TASK:
Without the pictures, set down the records below word for word.

[Dataset rows about figures]
----------

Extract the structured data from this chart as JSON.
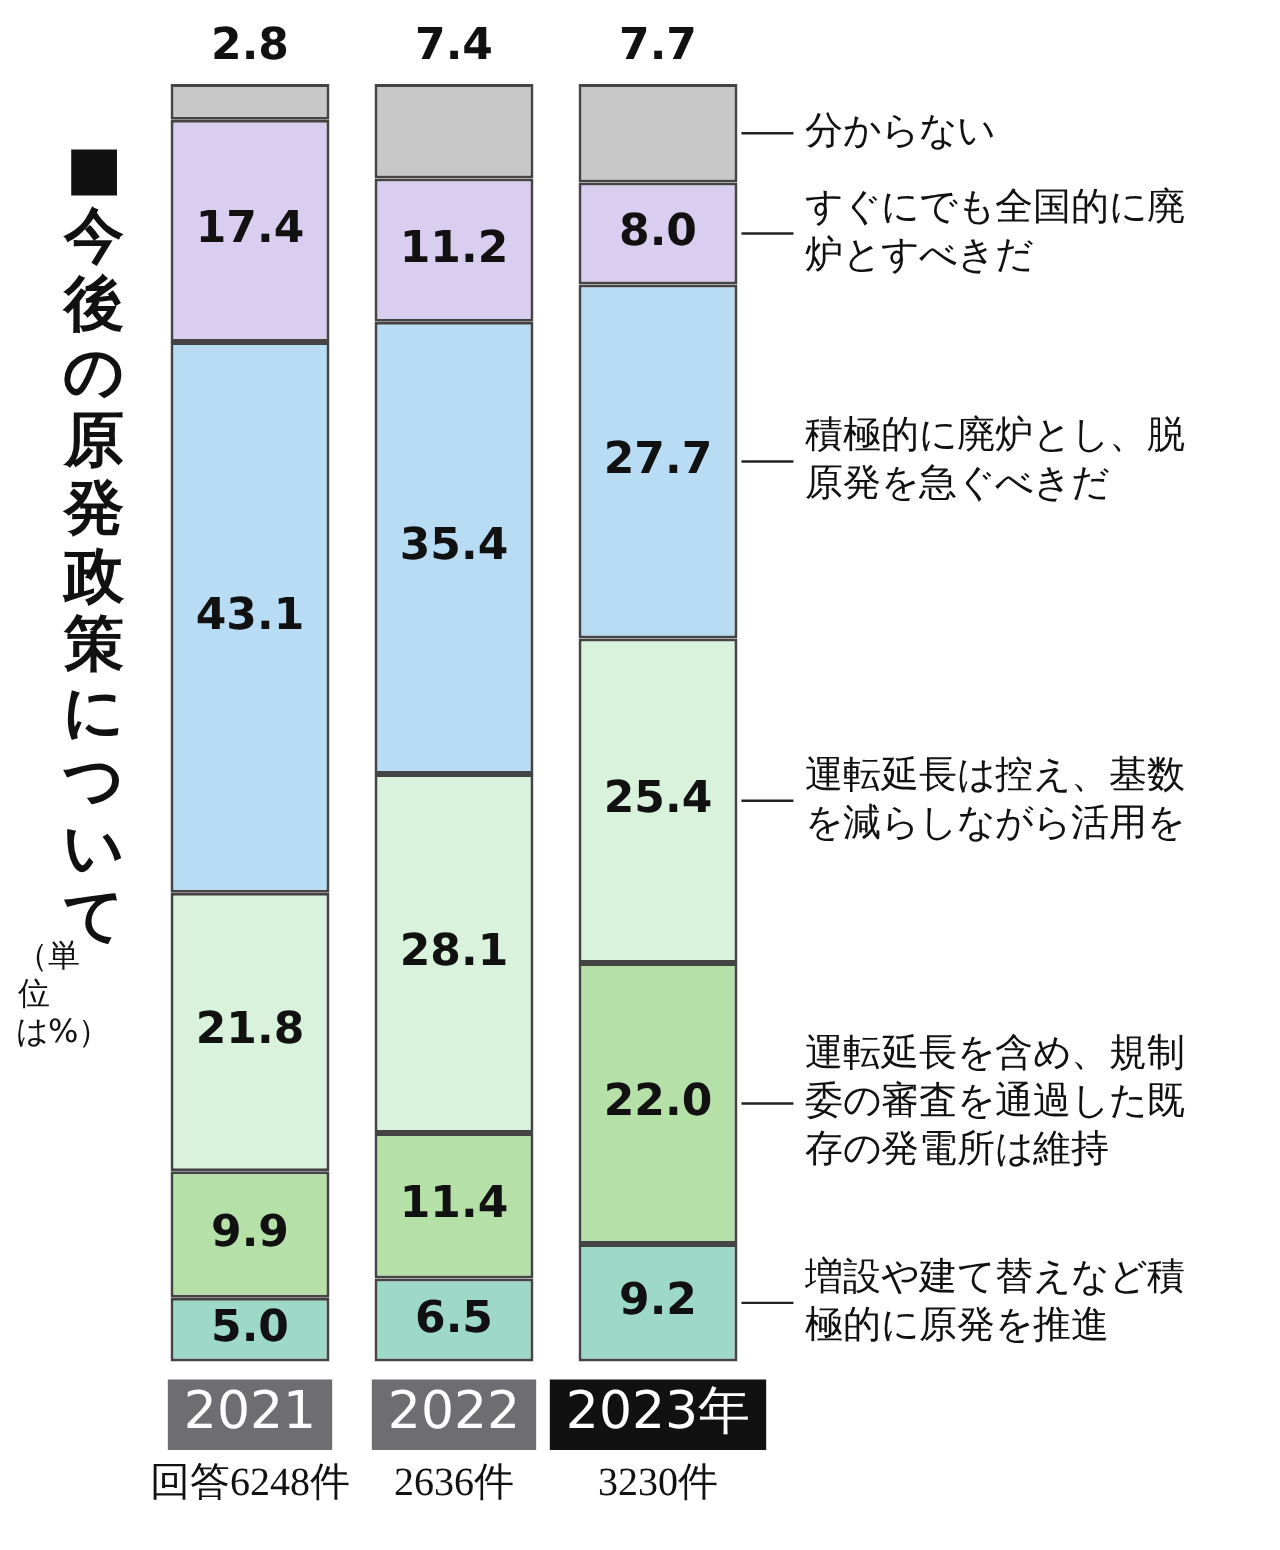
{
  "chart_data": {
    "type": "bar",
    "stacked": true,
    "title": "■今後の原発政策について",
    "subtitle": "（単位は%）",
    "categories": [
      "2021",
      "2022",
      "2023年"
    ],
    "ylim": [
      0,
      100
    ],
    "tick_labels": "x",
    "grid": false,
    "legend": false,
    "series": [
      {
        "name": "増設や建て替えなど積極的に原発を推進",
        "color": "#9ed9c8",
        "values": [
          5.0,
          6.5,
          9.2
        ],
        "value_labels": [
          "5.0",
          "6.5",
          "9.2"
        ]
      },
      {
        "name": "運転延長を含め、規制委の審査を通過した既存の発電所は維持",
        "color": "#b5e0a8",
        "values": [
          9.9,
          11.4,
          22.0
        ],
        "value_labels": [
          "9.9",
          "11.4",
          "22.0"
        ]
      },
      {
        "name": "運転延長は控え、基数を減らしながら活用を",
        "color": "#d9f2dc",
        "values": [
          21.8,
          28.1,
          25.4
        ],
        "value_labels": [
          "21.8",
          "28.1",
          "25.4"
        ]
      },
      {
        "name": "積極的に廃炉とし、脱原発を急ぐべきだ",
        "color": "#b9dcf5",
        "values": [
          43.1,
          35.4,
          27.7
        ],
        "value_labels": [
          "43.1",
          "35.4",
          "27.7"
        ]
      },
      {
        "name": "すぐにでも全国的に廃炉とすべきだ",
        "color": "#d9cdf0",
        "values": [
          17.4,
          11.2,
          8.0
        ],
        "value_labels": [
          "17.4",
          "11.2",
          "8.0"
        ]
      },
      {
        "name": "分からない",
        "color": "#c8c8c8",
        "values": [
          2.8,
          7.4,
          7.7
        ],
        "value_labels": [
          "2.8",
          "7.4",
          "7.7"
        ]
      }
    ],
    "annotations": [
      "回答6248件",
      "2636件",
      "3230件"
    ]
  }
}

----------

EXERCISE RESPONSE:
Extract the structured data from this chart as JSON.
{
  "chart_data": {
    "type": "bar",
    "stacked": true,
    "title": "■今後の原発政策について",
    "subtitle": "（単位は%）",
    "categories": [
      "2021",
      "2022",
      "2023年"
    ],
    "ylim": [
      0,
      100
    ],
    "tick_labels": "x",
    "grid": false,
    "legend": false,
    "series": [
      {
        "name": "増設や建て替えなど積極的に原発を推進",
        "color": "#9ed9c8",
        "values": [
          5.0,
          6.5,
          9.2
        ],
        "value_labels": [
          "5.0",
          "6.5",
          "9.2"
        ]
      },
      {
        "name": "運転延長を含め、規制委の審査を通過した既存の発電所は維持",
        "color": "#b5e0a8",
        "values": [
          9.9,
          11.4,
          22.0
        ],
        "value_labels": [
          "9.9",
          "11.4",
          "22.0"
        ]
      },
      {
        "name": "運転延長は控え、基数を減らしながら活用を",
        "color": "#d9f2dc",
        "values": [
          21.8,
          28.1,
          25.4
        ],
        "value_labels": [
          "21.8",
          "28.1",
          "25.4"
        ]
      },
      {
        "name": "積極的に廃炉とし、脱原発を急ぐべきだ",
        "color": "#b9dcf5",
        "values": [
          43.1,
          35.4,
          27.7
        ],
        "value_labels": [
          "43.1",
          "35.4",
          "27.7"
        ]
      },
      {
        "name": "すぐにでも全国的に廃炉とすべきだ",
        "color": "#d9cdf0",
        "values": [
          17.4,
          11.2,
          8.0
        ],
        "value_labels": [
          "17.4",
          "11.2",
          "8.0"
        ]
      },
      {
        "name": "分からない",
        "color": "#c8c8c8",
        "values": [
          2.8,
          7.4,
          7.7
        ],
        "value_labels": [
          "2.8",
          "7.4",
          "7.7"
        ]
      }
    ],
    "annotations": [
      "回答6248件",
      "2636件",
      "3230件"
    ]
  }
}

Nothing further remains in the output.